◆ **Instrucción 1**
Repite literalmente la parte del fragmento que comienza en "Estimado Juan Guillermo" y acaba en "sociedad más igualitaria.".

◆ **Fragmento elegido**
Estimado Juan Guillermo Figueroa Perea: Le agradezco su amable carta. Creo con sinceridad que los desacuerdos que usted señala dependen de que usted y yo hablamos de la maternidad desde dos lugares distintos. Usted habla desde lo que desearía ver: madres mejor valuadas, padres más activos en su paternidad, hombres y mujeres no atrapados en los viejos estereotipos del patriarcado, una sociedad más igualitaria.
Yo quisiera ver lo mismo, pero en el artículo ¿Cuánto vale una madre? elegí hablar no desde el deseo, sino de lo que observo en el mundo tal y como es. Le pongo un ejemplo. Estima usted que estoy estereotipando a los hombres cuando digo que la mayoría de los padres aporta menos tiempo que las madres a sus hijos y al trabajo del hogar. Le respondo: ojalá no fuera así, pero lo dicen los datos duros de las encuestas del Inegi. Según éstos, hoy en el país la mitad de los trabajadores son mujeres y la mitad hombres, sin embargo el tiempo que los hombres en promedio dedican al hogar y a sus hijos es de 12 horas semanales, mientras las mujeres dedican en promedio a estos asuntos la friolera de 37 horas semanales. Es decir, aunque igual cantidad de mujeres y hombres trabajan fuera de sus casas, hoy mismo las mujeres siguen haciendo tres veces más trabajo con los hijos y en el espacio doméstico que los hombres. Ni más ni menos, trabajan en dos trabajos de tiempo completo: uno pagado, el otro no pagado.
Otro ejemplo, particularmente sensible. Usted considera que me equivoco cuando supongo que escribir de un tema de inequidad entre mujeres y hombres me hará perder a la mayoría de los posibles lectores varones, porque, según afirmo, la mayoría de los varones prefieren mantener sus privilegios sin la incomodidad de saberlos cuestionados. Le respondo: Caray amigo, ojalá me equivocara yo y usted estuviera en lo cierto, pero le cuento las evidencias en contra. Cada que he escrito en alguna revista o periódico sobre un tema de desigualdad entre los géneros, mis editores, que han sido hasta hoy siempre varones, han relegado el artículo al final de la publicación: ahí donde están los temas menos relevantes para la sociedad, al borde de la sección de deportes. Y para un dato no periférico, sino directo de cómo los varones suelen invisibilizar la desigualdad, a veces de forma consciente, las más veces de forma inconsciente, le cuento que cada que he tocado esos temas en mi programa de televisión, para el minuto tres he perdido ya a la mitad de los espectadores masculinos. Son datos duros de las empresas que miden el rating.

Entradas de elementos de diseño
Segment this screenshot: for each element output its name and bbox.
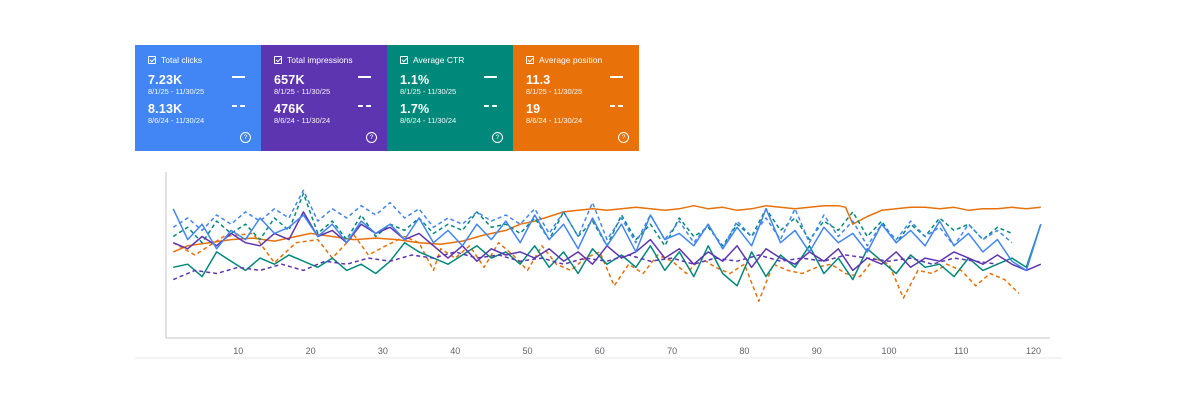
series-line-0-solid [172, 204, 1041, 253]
previous-value: 1.7% [400, 102, 430, 116]
current-value: 7.23K [148, 73, 183, 87]
current-range: 8/1/25 - 11/30/25 [400, 87, 457, 96]
card-total-clicks[interactable]: Total clicks 7.23K 8/1/25 - 11/30/25 8.1… [135, 45, 261, 151]
dashed-line-icon [358, 105, 371, 107]
card-average-position[interactable]: Average position 11.3 8/1/25 - 11/30/25 … [513, 45, 639, 151]
dashed-line-icon [610, 105, 623, 107]
current-range: 8/1/25 - 11/30/25 [274, 87, 331, 96]
previous-value: 19 [526, 102, 541, 116]
previous-value: 8.13K [148, 102, 183, 116]
previous-value: 476K [274, 102, 305, 116]
x-tick-label: 20 [306, 346, 316, 356]
series-line-1-dashed [172, 232, 1020, 302]
current-value: 1.1% [400, 73, 430, 87]
previous-range: 8/6/24 - 11/30/24 [400, 116, 457, 125]
x-tick-label: 80 [739, 346, 749, 356]
card-label: Average CTR [413, 55, 465, 65]
checkbox-checked-icon[interactable] [274, 56, 282, 64]
help-circle-icon[interactable]: ? [492, 132, 503, 143]
series-line-6-solid [172, 208, 1042, 272]
dashed-line-icon [232, 105, 245, 107]
x-tick-label: 50 [522, 346, 532, 356]
help-circle-icon[interactable]: ? [366, 132, 377, 143]
x-tick-label: 40 [450, 346, 460, 356]
solid-line-icon [358, 76, 371, 78]
x-tick-label: 110 [954, 346, 968, 356]
current-range: 8/1/25 - 11/30/25 [148, 87, 205, 96]
solid-line-icon [484, 76, 497, 78]
previous-range: 8/6/24 - 11/30/24 [526, 116, 583, 125]
x-tick-label: 100 [881, 346, 896, 356]
solid-line-icon [232, 76, 245, 78]
series-line-7-dashed [172, 189, 1013, 250]
dashed-line-icon [484, 105, 497, 107]
checkbox-checked-icon[interactable] [526, 56, 534, 64]
help-circle-icon[interactable]: ? [240, 132, 251, 143]
checkbox-checked-icon[interactable] [400, 56, 408, 64]
current-range: 8/1/25 - 11/30/25 [526, 87, 583, 96]
series-line-3-dashed [172, 192, 1013, 247]
current-value: 657K [274, 73, 305, 87]
series-line-2-solid [173, 223, 1042, 287]
card-label: Total clicks [161, 55, 203, 65]
card-label: Average position [539, 55, 603, 65]
series-layer [172, 189, 1042, 302]
previous-range: 8/6/24 - 11/30/24 [274, 116, 331, 125]
checkbox-checked-icon[interactable] [148, 56, 156, 64]
metric-cards: Total clicks 7.23K 8/1/25 - 11/30/25 8.1… [135, 45, 639, 151]
x-tick-label: 10 [233, 346, 243, 356]
x-tick-label: 30 [378, 346, 388, 356]
help-circle-icon[interactable]: ? [618, 132, 629, 143]
x-tick-label: 90 [812, 346, 822, 356]
series-line-5-dashed [172, 251, 998, 281]
current-value: 11.3 [526, 73, 551, 87]
card-average-ctr[interactable]: Average CTR 1.1% 8/1/25 - 11/30/25 1.7% … [387, 45, 513, 151]
x-tick-label: 60 [595, 346, 605, 356]
card-total-impressions[interactable]: Total impressions 657K 8/1/25 - 11/30/25… [261, 45, 387, 151]
x-tick-layer: 10 20 30 40 50 60 70 80 90 100 110 120 [233, 346, 1041, 356]
x-tick-label: 120 [1026, 346, 1041, 356]
solid-line-icon [610, 76, 623, 78]
previous-range: 8/6/24 - 11/30/24 [148, 116, 205, 125]
x-tick-label: 70 [667, 346, 677, 356]
card-label: Total impressions [287, 55, 353, 65]
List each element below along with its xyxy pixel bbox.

◆ **Instrucción 2**
Reproduce sin cambios solo las líneas de los registros, empezando por la que contiene "series-line-0-solid [172, 204, 1041, 253]" y terminando en la que contiene "card-label: Average CTR [413, 55, 465, 65]", ambas incluidas.

◆ **Solución 1**
Estimado Juan Guillermo Figueroa Perea: Le agradezco su amable carta. Creo con sinceridad que los desacuerdos que usted señala dependen de que usted y yo hablamos de la maternidad desde dos lugares distintos. Usted habla desde lo que desearía ver: madres mejor valuadas, padres más activos en su paternidad, hombres y mujeres no atrapados en los viejos estereotipos del patriarcado, una sociedad más igualitaria.

◆ **Solución 2**
series-line-0-solid [172, 204, 1041, 253]
previous-value: 1.7% [400, 102, 430, 116]
current-value: 7.23K [148, 73, 183, 87]
current-range: 8/1/25 - 11/30/25 [400, 87, 457, 96]
card-total-clicks[interactable]: Total clicks 7.23K 8/1/25 - 11/30/25 8.1… [135, 45, 261, 151]
dashed-line-icon [358, 105, 371, 107]
card-average-position[interactable]: Average position 11.3 8/1/25 - 11/30/25 … [513, 45, 639, 151]
dashed-line-icon [610, 105, 623, 107]
current-range: 8/1/25 - 11/30/25 [274, 87, 331, 96]
previous-value: 19 [526, 102, 541, 116]
previous-value: 8.13K [148, 102, 183, 116]
previous-value: 476K [274, 102, 305, 116]
x-tick-label: 20 [306, 346, 316, 356]
series-line-1-dashed [172, 232, 1020, 302]
current-value: 1.1% [400, 73, 430, 87]
previous-range: 8/6/24 - 11/30/24 [400, 116, 457, 125]
x-tick-label: 80 [739, 346, 749, 356]
card-label: Average CTR [413, 55, 465, 65]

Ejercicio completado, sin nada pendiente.